→ Materials provided:
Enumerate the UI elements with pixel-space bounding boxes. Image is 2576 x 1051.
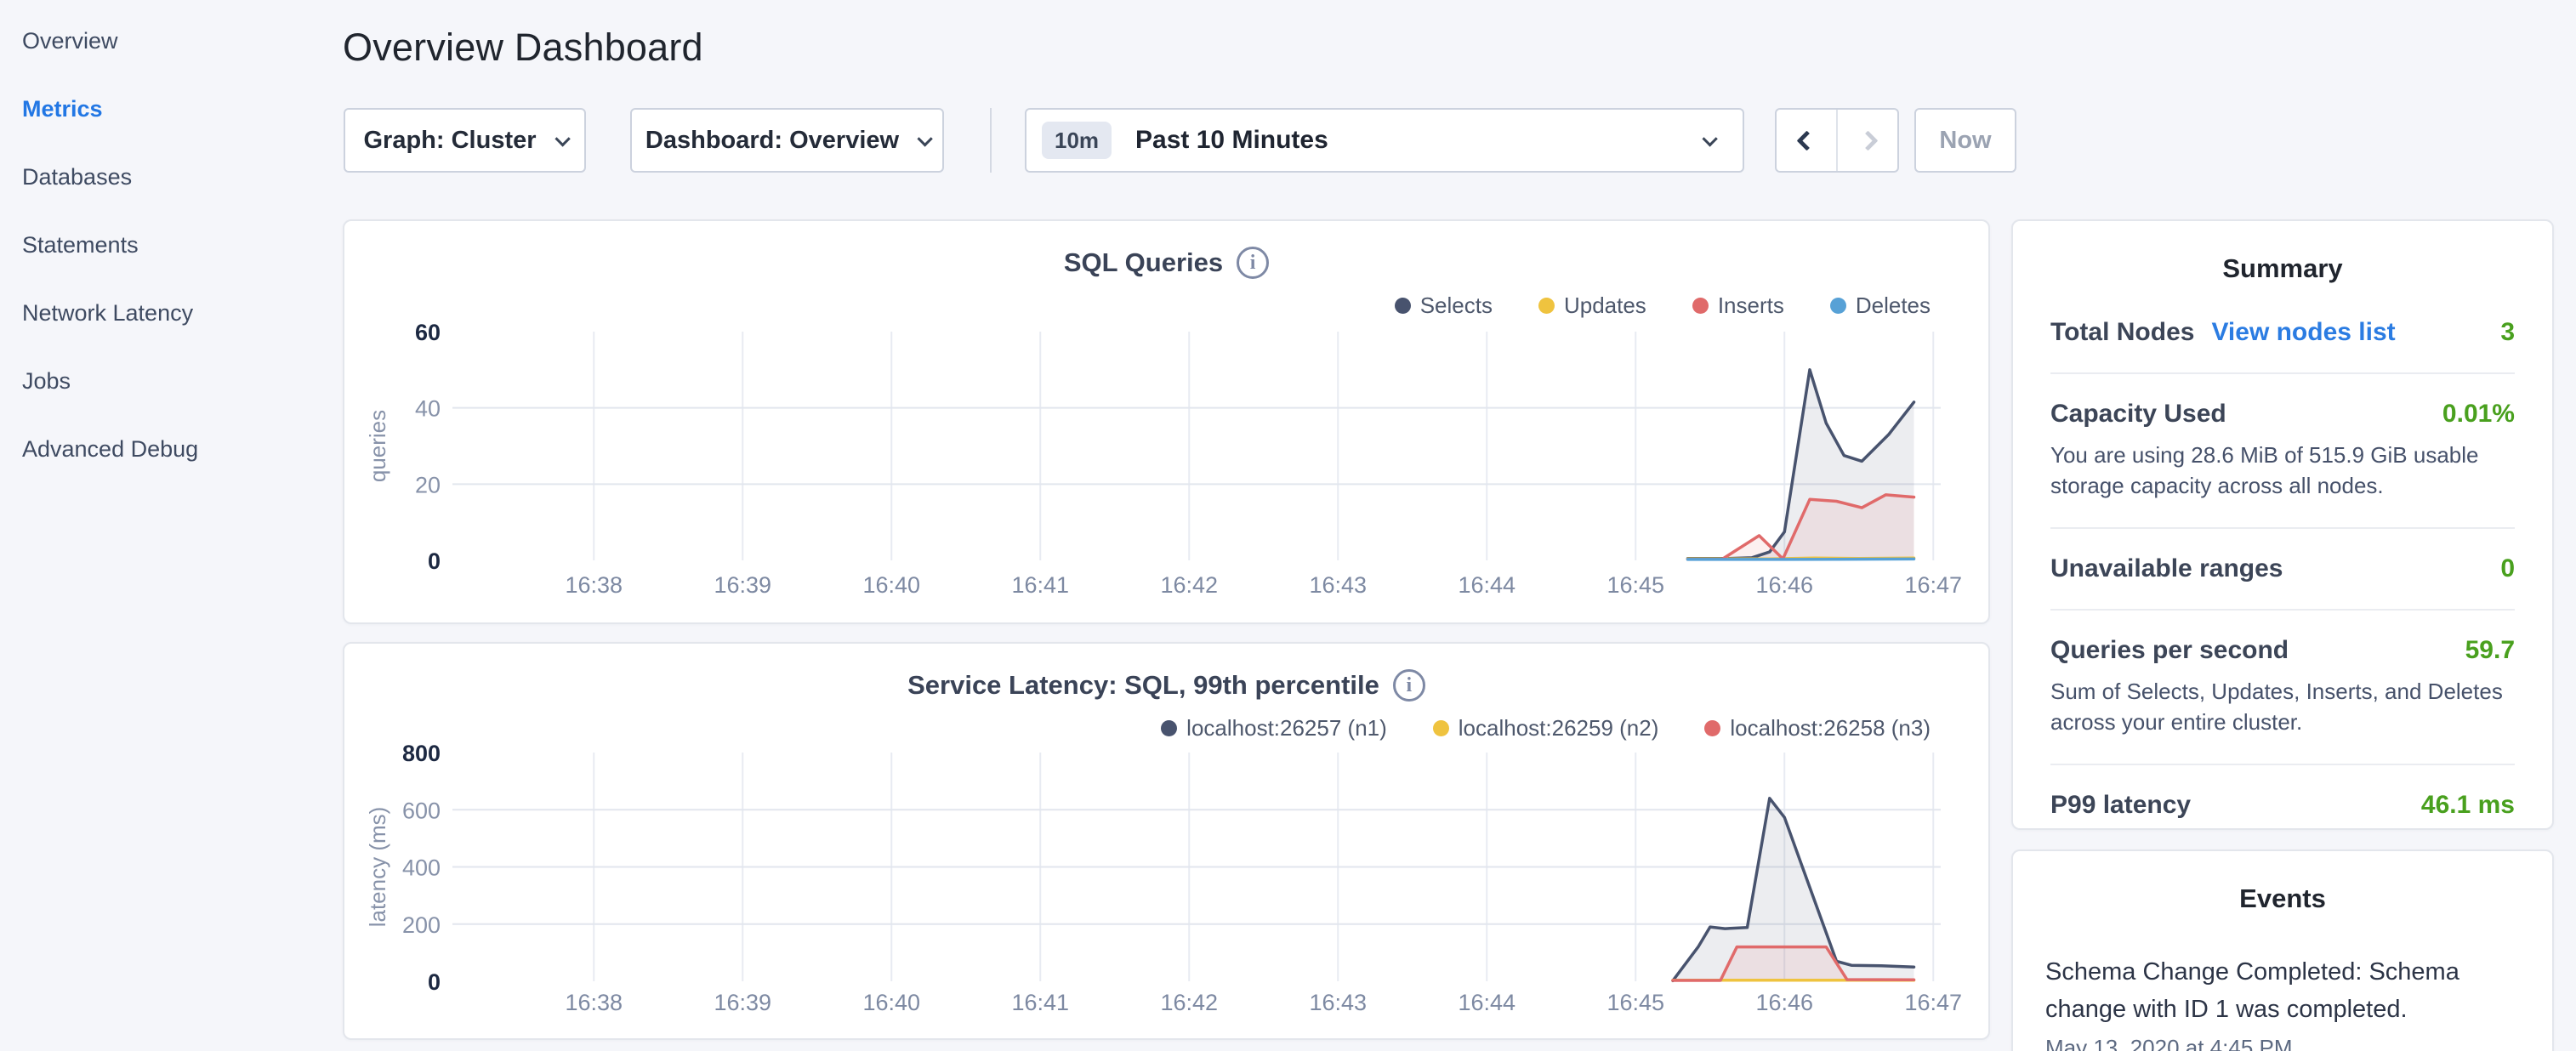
summary-row-queries-per-second: Queries per second 59.7 Sum of Selects, Up…: [2050, 611, 2515, 765]
sidebar: OverviewMetricsDatabasesStatementsNetwor…: [0, 0, 340, 1051]
controls-row: Graph: Cluster Dashboard: Overview 10m P…: [343, 108, 2044, 173]
now-button-label: Now: [1939, 127, 1991, 155]
x-tick-label: 16:43: [1309, 990, 1367, 1015]
y-tick-label: 800: [402, 741, 441, 766]
x-tick-label: 16:42: [1160, 990, 1218, 1015]
sql-queries-chart-plot[interactable]: 0 20 40 60 queries 16:38 16:39 16:40 16:41 16:42 1…: [344, 221, 1988, 622]
x-tick-label: 16:44: [1458, 990, 1515, 1015]
graph-dropdown[interactable]: Graph: Cluster: [344, 108, 586, 173]
summary-panel: Summary Total Nodes View nodes list 3 Capac…: [2011, 219, 2554, 830]
time-range-dropdown[interactable]: 10m Past 10 Minutes: [1025, 108, 1744, 173]
now-button[interactable]: Now: [1914, 108, 2016, 173]
service-latency-chart-plot[interactable]: 0 200 400 600 800 latency (ms) 16:38 16:39 16:40…: [344, 644, 1988, 1038]
dashboard-dropdown-label: Dashboard: Overview: [645, 127, 899, 155]
x-tick-label: 16:44: [1458, 572, 1515, 598]
summary-row-capacity-used: Capacity Used 0.01% You are using 28.6 MiB…: [2050, 374, 2515, 529]
x-tick-label: 16:39: [714, 990, 771, 1015]
y-axis-label: queries: [365, 410, 390, 482]
summary-row-label: Total Nodes: [2050, 318, 2194, 347]
events-panel: Events Schema Change Completed: Schema c…: [2011, 849, 2554, 1051]
x-tick-label: 16:46: [1755, 572, 1813, 598]
sidebar-item-metrics[interactable]: Metrics: [22, 75, 340, 143]
x-tick-label: 16:39: [714, 572, 771, 598]
dashboard-dropdown[interactable]: Dashboard: Overview: [630, 108, 944, 173]
y-axis-label: latency (ms): [365, 807, 390, 928]
graph-dropdown-label: Graph: Cluster: [363, 127, 536, 155]
x-tick-label: 16:46: [1755, 990, 1813, 1015]
summary-row-label: Unavailable ranges: [2050, 554, 2283, 583]
summary-title: Summary: [2050, 253, 2515, 284]
sidebar-item-overview[interactable]: Overview: [22, 7, 340, 75]
summary-row-value: 46.1 ms: [2421, 791, 2515, 820]
x-tick-label: 16:41: [1011, 990, 1069, 1015]
summary-row-description: You are using 28.6 MiB of 515.9 GiB usab…: [2050, 440, 2515, 502]
sidebar-item-network-latency[interactable]: Network Latency: [22, 279, 340, 347]
x-tick-label: 16:41: [1011, 572, 1069, 598]
y-tick-label: 600: [402, 798, 441, 823]
summary-row-value: 3: [2500, 318, 2515, 347]
summary-row-label: Queries per second: [2050, 636, 2289, 665]
y-tick-label: 20: [415, 472, 441, 497]
y-tick-label: 40: [415, 396, 441, 422]
time-step-buttons: [1775, 108, 1899, 173]
x-tick-label: 16:43: [1309, 572, 1367, 598]
sql-queries-chart-card: SQL Queries i SelectsUpdatesInsertsDelet…: [343, 219, 1990, 624]
x-tick-label: 16:42: [1160, 572, 1218, 598]
chevron-down-icon: [1702, 131, 1717, 146]
controls-divider: [990, 108, 992, 173]
x-tick-label: 16:38: [565, 572, 623, 598]
summary-row-label: P99 latency: [2050, 791, 2191, 820]
summary-row-description: Sum of Selects, Updates, Inserts, and De…: [2050, 677, 2515, 738]
event-message: Schema Change Completed: Schema change w…: [2045, 953, 2520, 1028]
x-tick-label: 16:45: [1606, 990, 1664, 1015]
time-step-forward-button[interactable]: [1836, 110, 1897, 171]
summary-row-label: Capacity Used: [2050, 400, 2226, 429]
summary-row-total-nodes: Total Nodes View nodes list 3: [2050, 284, 2515, 374]
summary-row-value: 0: [2500, 554, 2515, 583]
event-item: Schema Change Completed: Schema change w…: [2045, 953, 2520, 1051]
chevron-right-icon: [1857, 130, 1878, 151]
time-step-back-button[interactable]: [1777, 110, 1836, 171]
sidebar-item-jobs[interactable]: Jobs: [22, 347, 340, 415]
view-nodes-list-link[interactable]: View nodes list: [2211, 318, 2395, 347]
time-range-badge: 10m: [1042, 122, 1112, 159]
page-title: Overview Dashboard: [343, 26, 703, 70]
x-tick-label: 16:47: [1904, 572, 1962, 598]
time-range-label: Past 10 Minutes: [1135, 126, 1328, 155]
events-title: Events: [2045, 883, 2520, 914]
y-tick-label: 0: [428, 548, 441, 574]
chevron-down-icon: [918, 131, 933, 146]
summary-row-p99-latency: P99 latency 46.1 ms: [2050, 765, 2515, 845]
x-tick-label: 16:47: [1904, 990, 1962, 1015]
x-tick-label: 16:38: [565, 990, 623, 1015]
x-tick-label: 16:40: [862, 572, 920, 598]
sidebar-item-databases[interactable]: Databases: [22, 143, 340, 211]
summary-row-unavailable-ranges: Unavailable ranges 0: [2050, 529, 2515, 611]
y-tick-label: 0: [428, 969, 441, 995]
y-tick-label: 60: [415, 320, 441, 345]
event-timestamp: May 13, 2020 at 4:45 PM: [2045, 1035, 2520, 1051]
y-tick-label: 200: [402, 912, 441, 938]
sidebar-item-statements[interactable]: Statements: [22, 211, 340, 279]
y-tick-label: 400: [402, 855, 441, 881]
x-tick-label: 16:45: [1606, 572, 1664, 598]
chevron-down-icon: [554, 131, 570, 146]
sidebar-item-advanced-debug[interactable]: Advanced Debug: [22, 415, 340, 483]
summary-row-value: 0.01%: [2442, 400, 2515, 429]
summary-row-value: 59.7: [2465, 636, 2515, 665]
service-latency-chart-card: Service Latency: SQL, 99th percentile i …: [343, 642, 1990, 1040]
chevron-left-icon: [1796, 130, 1817, 151]
x-tick-label: 16:40: [862, 990, 920, 1015]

→ The exercise:
Report how many lines of the material contain the string "Past", giving only the number.

→ Exercise output:
2